§ Exercise requirements:
Copy the records below word for word, line by line, but leave out the pictures.

Listings of boxed layout items
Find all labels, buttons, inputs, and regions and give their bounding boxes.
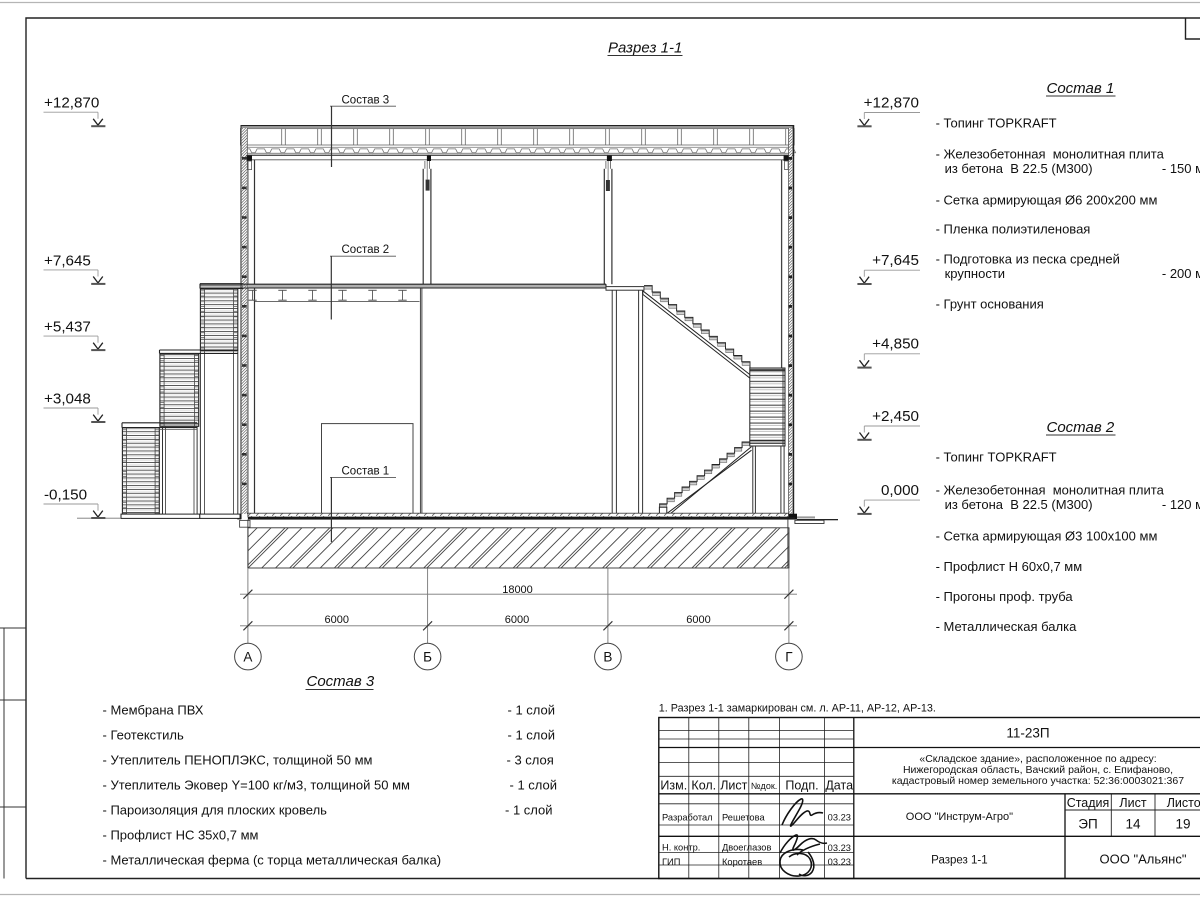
svg-text:из бетона В 22.5 (М300): из бетона В 22.5 (М300) <box>945 161 1093 176</box>
svg-text:Двоеглазов: Двоеглазов <box>722 843 771 853</box>
svg-text:+3,048: +3,048 <box>44 390 91 407</box>
svg-text:6000: 6000 <box>505 614 529 626</box>
svg-text:В: В <box>603 650 612 665</box>
svg-text:11-23П: 11-23П <box>1006 726 1049 741</box>
svg-text:19: 19 <box>1175 817 1190 832</box>
svg-text:А: А <box>243 650 252 665</box>
svg-text:+7,645: +7,645 <box>872 252 919 269</box>
svg-text:- 3 слоя: - 3 слоя <box>507 753 554 768</box>
svg-text:- 200 мм: - 200 мм <box>1162 266 1200 281</box>
svg-text:- Прогоны проф. труба: - Прогоны проф. труба <box>936 589 1074 604</box>
svg-text:-0,150: -0,150 <box>44 486 87 503</box>
svg-text:- Топинг TOPKRAFT: - Топинг TOPKRAFT <box>936 116 1057 131</box>
svg-text:Состав 1: Состав 1 <box>342 466 390 478</box>
svg-text:№док.: №док. <box>751 781 777 791</box>
svg-text:Лист: Лист <box>1119 796 1146 810</box>
svg-text:- Профлист Н 60х0,7 мм: - Профлист Н 60х0,7 мм <box>936 559 1083 574</box>
svg-text:- Сетка армирующая Ø3 100х100: - Сетка армирующая Ø3 100х100 мм <box>936 529 1158 544</box>
svg-text:0,000: 0,000 <box>881 482 919 499</box>
svg-text:Изм.: Изм. <box>660 779 687 793</box>
svg-text:- Подготовка из песка средней: - Подготовка из песка средней <box>936 252 1120 267</box>
svg-text:- Металлическая ферма (с торца: - Металлическая ферма (с торца металличе… <box>103 853 442 868</box>
svg-text:- 1 слой: - 1 слой <box>510 778 558 793</box>
svg-text:ООО "Альянс": ООО "Альянс" <box>1100 852 1187 867</box>
svg-text:+7,645: +7,645 <box>44 252 91 269</box>
svg-text:- Утеплитель ПЕНОПЛЭКС, толщин: - Утеплитель ПЕНОПЛЭКС, толщиной 50 мм <box>103 753 373 768</box>
svg-text:- Сетка армирующая Ø6 200х200: - Сетка армирующая Ø6 200х200 мм <box>936 193 1158 208</box>
svg-text:18000: 18000 <box>502 584 533 596</box>
svg-text:ГИП: ГИП <box>662 857 680 867</box>
svg-text:ЭП: ЭП <box>1078 817 1097 832</box>
svg-text:- 1 слой: - 1 слой <box>508 703 556 718</box>
svg-text:- Железобетонная монолитная п: - Железобетонная монолитная плита <box>936 146 1165 161</box>
svg-text:Разработал: Разработал <box>662 813 713 823</box>
svg-text:Листов: Листов <box>1167 796 1200 810</box>
svg-text:Кол.: Кол. <box>691 779 716 793</box>
svg-text:03.23: 03.23 <box>828 857 851 867</box>
svg-text:6000: 6000 <box>325 614 349 626</box>
svg-text:+2,450: +2,450 <box>872 408 919 425</box>
svg-text:кадастровый номер земельного у: кадастровый номер земельного участка: 52… <box>892 775 1184 787</box>
svg-text:из бетона В 22.5 (М300): из бетона В 22.5 (М300) <box>945 497 1093 512</box>
svg-text:+4,850: +4,850 <box>872 336 919 353</box>
svg-text:Дата: Дата <box>825 779 853 793</box>
svg-text:03.23: 03.23 <box>828 843 851 853</box>
svg-text:6000: 6000 <box>686 614 710 626</box>
svg-text:Стадия: Стадия <box>1067 796 1110 810</box>
svg-text:Лист: Лист <box>720 779 747 793</box>
svg-text:- Топинг TOPKRAFT: - Топинг TOPKRAFT <box>936 450 1057 465</box>
svg-text:Состав 1: Состав 1 <box>1047 80 1115 97</box>
svg-text:+12,870: +12,870 <box>44 95 99 112</box>
svg-text:Г: Г <box>785 650 793 665</box>
svg-text:крупности: крупности <box>945 266 1005 281</box>
svg-text:Коротаев: Коротаев <box>722 857 762 867</box>
svg-text:1. Разрез 1-1 замаркирован см.: 1. Разрез 1-1 замаркирован см. л. АР-11,… <box>659 703 936 715</box>
svg-text:- 1 слой: - 1 слой <box>505 803 553 818</box>
svg-text:- Пленка полиэтиленовая: - Пленка полиэтиленовая <box>936 221 1091 236</box>
svg-text:- Металлическая балка: - Металлическая балка <box>936 619 1077 634</box>
svg-text:Состав 2: Состав 2 <box>342 244 390 256</box>
svg-text:03.23: 03.23 <box>828 813 851 823</box>
svg-text:- Утеплитель Эковер Y=100 кг/м: - Утеплитель Эковер Y=100 кг/м3, толщино… <box>103 778 411 793</box>
svg-text:Состав 3: Состав 3 <box>307 673 375 690</box>
svg-text:- Грунт основания: - Грунт основания <box>936 296 1044 311</box>
svg-text:- Мембрана ПВХ: - Мембрана ПВХ <box>103 703 204 718</box>
svg-text:Н. контр.: Н. контр. <box>662 843 700 853</box>
svg-text:Б: Б <box>423 650 432 665</box>
svg-text:- Железобетонная монолитная п: - Железобетонная монолитная плита <box>936 482 1165 497</box>
svg-text:Состав 2: Состав 2 <box>1047 419 1115 436</box>
svg-text:- 120 мм: - 120 мм <box>1162 497 1200 512</box>
svg-text:+12,870: +12,870 <box>864 94 919 111</box>
svg-text:Разрез 1-1: Разрез 1-1 <box>608 40 682 57</box>
svg-text:Разрез 1-1: Разрез 1-1 <box>931 855 987 867</box>
svg-text:ООО "Инструм-Агро": ООО "Инструм-Агро" <box>906 811 1013 823</box>
svg-text:Подп.: Подп. <box>785 779 818 793</box>
svg-text:Состав 3: Состав 3 <box>342 95 390 107</box>
svg-text:14: 14 <box>1125 817 1141 832</box>
svg-text:- Геотекстиль: - Геотекстиль <box>103 728 184 743</box>
svg-text:+5,437: +5,437 <box>44 319 91 336</box>
svg-text:- Пароизоляция для плоских кро: - Пароизоляция для плоских кровель <box>103 803 328 818</box>
svg-text:- 150 мм: - 150 мм <box>1162 161 1200 176</box>
svg-text:- 1 слой: - 1 слой <box>508 728 556 743</box>
svg-text:Решетова: Решетова <box>722 813 765 823</box>
svg-text:- Профлист НС 35х0,7 мм: - Профлист НС 35х0,7 мм <box>103 828 259 843</box>
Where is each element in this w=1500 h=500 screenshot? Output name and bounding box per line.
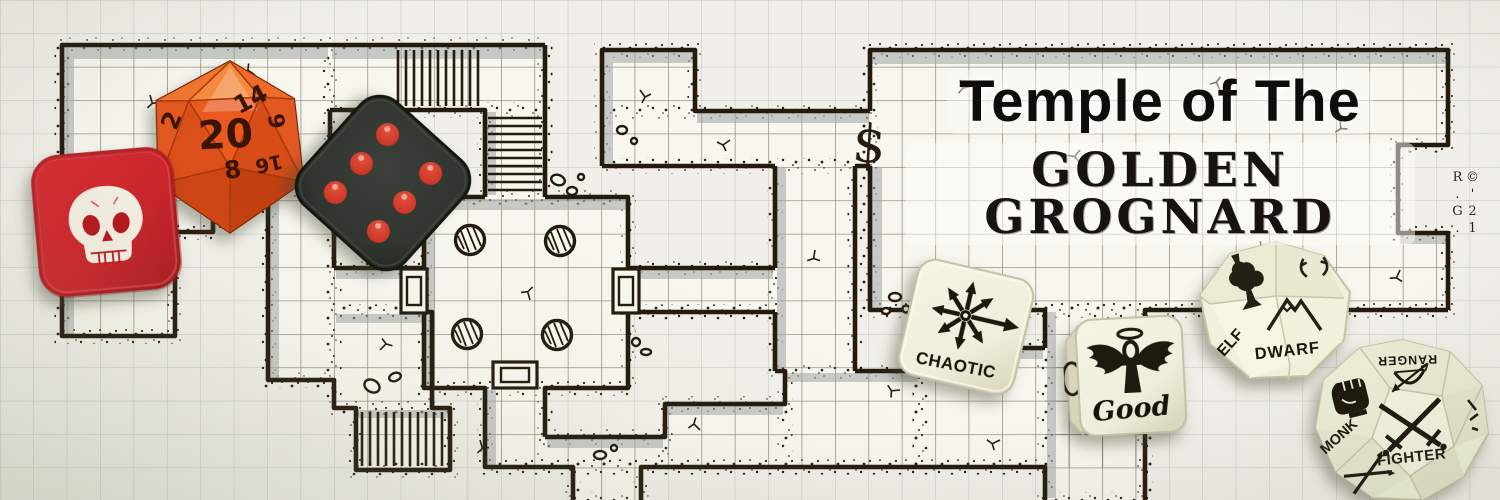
banner-photo: $ 20 14 2 8 (0, 0, 1500, 500)
ranger-label: RANGER (1377, 352, 1438, 368)
west-door (401, 269, 427, 313)
good-d6-die: Good (1061, 311, 1191, 441)
title-block: Temple of The GOLDEN GROGNARD (905, 70, 1415, 245)
copyright-mark: ©'21 R.G. (1450, 170, 1480, 300)
south-door (493, 362, 537, 388)
east-door (613, 269, 639, 313)
red-skull-d6-die (24, 140, 189, 305)
class-die: FIGHTER MONK RANGER (1310, 336, 1492, 500)
title-text-top: Temple of The (947, 70, 1373, 134)
treasure-symbol: $ (851, 114, 888, 176)
title-line-1: Temple of The (905, 70, 1415, 134)
title-line-2: GOLDEN GROGNARD (905, 143, 1415, 245)
title-text-bottom: GOLDEN GROGNARD (905, 143, 1415, 245)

§ Problem solution:
Find all labels, buttons, inputs, and regions and give their bounding boxes.
svg-text:из бетона В 22.5 (М300): из бетона В 22.5 (М300) <box>945 161 1093 176</box>
svg-text:Двоеглазов: Двоеглазов <box>722 843 771 853</box>
svg-text:+3,048: +3,048 <box>44 390 91 407</box>
svg-text:6000: 6000 <box>505 614 529 626</box>
svg-text:В: В <box>603 650 612 665</box>
svg-text:11-23П: 11-23П <box>1006 726 1049 741</box>
svg-text:19: 19 <box>1175 817 1190 832</box>
svg-text:А: А <box>243 650 252 665</box>
svg-text:+7,645: +7,645 <box>872 252 919 269</box>
svg-text:- 3 слоя: - 3 слоя <box>507 753 554 768</box>
svg-text:- 200 мм: - 200 мм <box>1162 266 1200 281</box>
svg-text:- Прогоны проф. труба: - Прогоны проф. труба <box>936 589 1074 604</box>
svg-text:-0,150: -0,150 <box>44 486 87 503</box>
svg-text:- Топинг TOPKRAFT: - Топинг TOPKRAFT <box>936 116 1057 131</box>
svg-text:Состав 1: Состав 1 <box>342 466 390 478</box>
svg-text:№док.: №док. <box>751 781 777 791</box>
svg-text:Лист: Лист <box>1119 796 1146 810</box>
svg-text:- Профлист Н 60х0,7 мм: - Профлист Н 60х0,7 мм <box>936 559 1083 574</box>
svg-text:- Сетка армирующая Ø3 100х100: - Сетка армирующая Ø3 100х100 мм <box>936 529 1158 544</box>
svg-text:0,000: 0,000 <box>881 482 919 499</box>
svg-text:Изм.: Изм. <box>660 779 687 793</box>
svg-text:- Подготовка из песка средней: - Подготовка из песка средней <box>936 252 1120 267</box>
svg-text:- Металлическая ферма (с торца: - Металлическая ферма (с торца металличе… <box>103 853 442 868</box>
svg-text:- 1 слой: - 1 слой <box>510 778 558 793</box>
svg-text:ООО "Альянс": ООО "Альянс" <box>1100 852 1187 867</box>
svg-text:+7,645: +7,645 <box>44 252 91 269</box>
svg-text:- Утеплитель ПЕНОПЛЭКС, толщин: - Утеплитель ПЕНОПЛЭКС, толщиной 50 мм <box>103 753 373 768</box>
svg-text:- Сетка армирующая Ø6 200х200: - Сетка армирующая Ø6 200х200 мм <box>936 193 1158 208</box>
svg-text:18000: 18000 <box>502 584 533 596</box>
svg-text:ГИП: ГИП <box>662 857 680 867</box>
svg-text:ЭП: ЭП <box>1078 817 1097 832</box>
svg-text:- 1 слой: - 1 слой <box>508 703 556 718</box>
svg-text:- Железобетонная монолитная п: - Железобетонная монолитная плита <box>936 146 1165 161</box>
svg-text:Разработал: Разработал <box>662 813 713 823</box>
svg-text:Листов: Листов <box>1167 796 1200 810</box>
svg-text:Кол.: Кол. <box>691 779 716 793</box>
svg-text:03.23: 03.23 <box>828 857 851 867</box>
svg-text:6000: 6000 <box>325 614 349 626</box>
svg-text:+2,450: +2,450 <box>872 408 919 425</box>
svg-text:кадастровый номер земельного у: кадастровый номер земельного участка: 52… <box>892 775 1184 787</box>
svg-text:из бетона В 22.5 (М300): из бетона В 22.5 (М300) <box>945 497 1093 512</box>
svg-text:+4,850: +4,850 <box>872 336 919 353</box>
svg-text:Дата: Дата <box>825 779 853 793</box>
svg-text:03.23: 03.23 <box>828 843 851 853</box>
svg-text:6000: 6000 <box>686 614 710 626</box>
svg-text:Стадия: Стадия <box>1067 796 1110 810</box>
svg-text:Лист: Лист <box>720 779 747 793</box>
svg-text:- Топинг TOPKRAFT: - Топинг TOPKRAFT <box>936 450 1057 465</box>
svg-text:Состав 1: Состав 1 <box>1047 80 1115 97</box>
svg-text:+12,870: +12,870 <box>44 95 99 112</box>
svg-text:Г: Г <box>785 650 793 665</box>
svg-text:крупности: крупности <box>945 266 1005 281</box>
svg-text:Коротаев: Коротаев <box>722 857 762 867</box>
svg-text:1. Разрез 1-1 замаркирован см.: 1. Разрез 1-1 замаркирован см. л. АР-11,… <box>659 703 936 715</box>
svg-text:- 1 слой: - 1 слой <box>505 803 553 818</box>
svg-text:- Пленка полиэтиленовая: - Пленка полиэтиленовая <box>936 221 1091 236</box>
svg-text:- Металлическая балка: - Металлическая балка <box>936 619 1077 634</box>
svg-text:Состав 2: Состав 2 <box>342 244 390 256</box>
svg-text:03.23: 03.23 <box>828 813 851 823</box>
svg-text:- Утеплитель Эковер Y=100 кг/м: - Утеплитель Эковер Y=100 кг/м3, толщино… <box>103 778 411 793</box>
svg-text:Состав 3: Состав 3 <box>307 673 375 690</box>
svg-text:- Грунт основания: - Грунт основания <box>936 296 1044 311</box>
svg-text:- Мембрана ПВХ: - Мембрана ПВХ <box>103 703 204 718</box>
svg-text:Н. контр.: Н. контр. <box>662 843 700 853</box>
svg-text:Б: Б <box>423 650 432 665</box>
svg-text:- Железобетонная монолитная п: - Железобетонная монолитная плита <box>936 482 1165 497</box>
svg-text:Состав 2: Состав 2 <box>1047 419 1115 436</box>
svg-text:- 120 мм: - 120 мм <box>1162 497 1200 512</box>
svg-text:+12,870: +12,870 <box>864 94 919 111</box>
svg-text:Разрез 1-1: Разрез 1-1 <box>608 40 682 57</box>
svg-text:Разрез 1-1: Разрез 1-1 <box>931 855 987 867</box>
svg-text:ООО "Инструм-Агро": ООО "Инструм-Агро" <box>906 811 1013 823</box>
svg-text:Подп.: Подп. <box>785 779 818 793</box>
svg-text:Состав 3: Состав 3 <box>342 95 390 107</box>
svg-text:14: 14 <box>1125 817 1141 832</box>
svg-text:- Геотекстиль: - Геотекстиль <box>103 728 184 743</box>
svg-text:+5,437: +5,437 <box>44 319 91 336</box>
svg-text:- Пароизоляция для плоских кро: - Пароизоляция для плоских кровель <box>103 803 328 818</box>
svg-text:- 150 мм: - 150 мм <box>1162 161 1200 176</box>
svg-text:- 1 слой: - 1 слой <box>508 728 556 743</box>
svg-text:Решетова: Решетова <box>722 813 765 823</box>
svg-text:- Профлист НС 35х0,7 мм: - Профлист НС 35х0,7 мм <box>103 828 259 843</box>
Where is each element in this w=1500 h=500 screenshot? Output name and bounding box per line.
banner-photo: $ 20 14 2 8 (0, 0, 1500, 500)
ranger-label: RANGER (1377, 352, 1438, 368)
west-door (401, 269, 427, 313)
good-d6-die: Good (1061, 311, 1191, 441)
title-block: Temple of The GOLDEN GROGNARD (905, 70, 1415, 245)
copyright-mark: ©'21 R.G. (1450, 170, 1480, 300)
south-door (493, 362, 537, 388)
east-door (613, 269, 639, 313)
red-skull-d6-die (24, 140, 189, 305)
class-die: FIGHTER MONK RANGER (1310, 336, 1492, 500)
title-text-top: Temple of The (947, 70, 1373, 134)
treasure-symbol: $ (851, 114, 888, 176)
title-line-1: Temple of The (905, 70, 1415, 134)
title-line-2: GOLDEN GROGNARD (905, 143, 1415, 245)
title-text-bottom: GOLDEN GROGNARD (905, 143, 1415, 245)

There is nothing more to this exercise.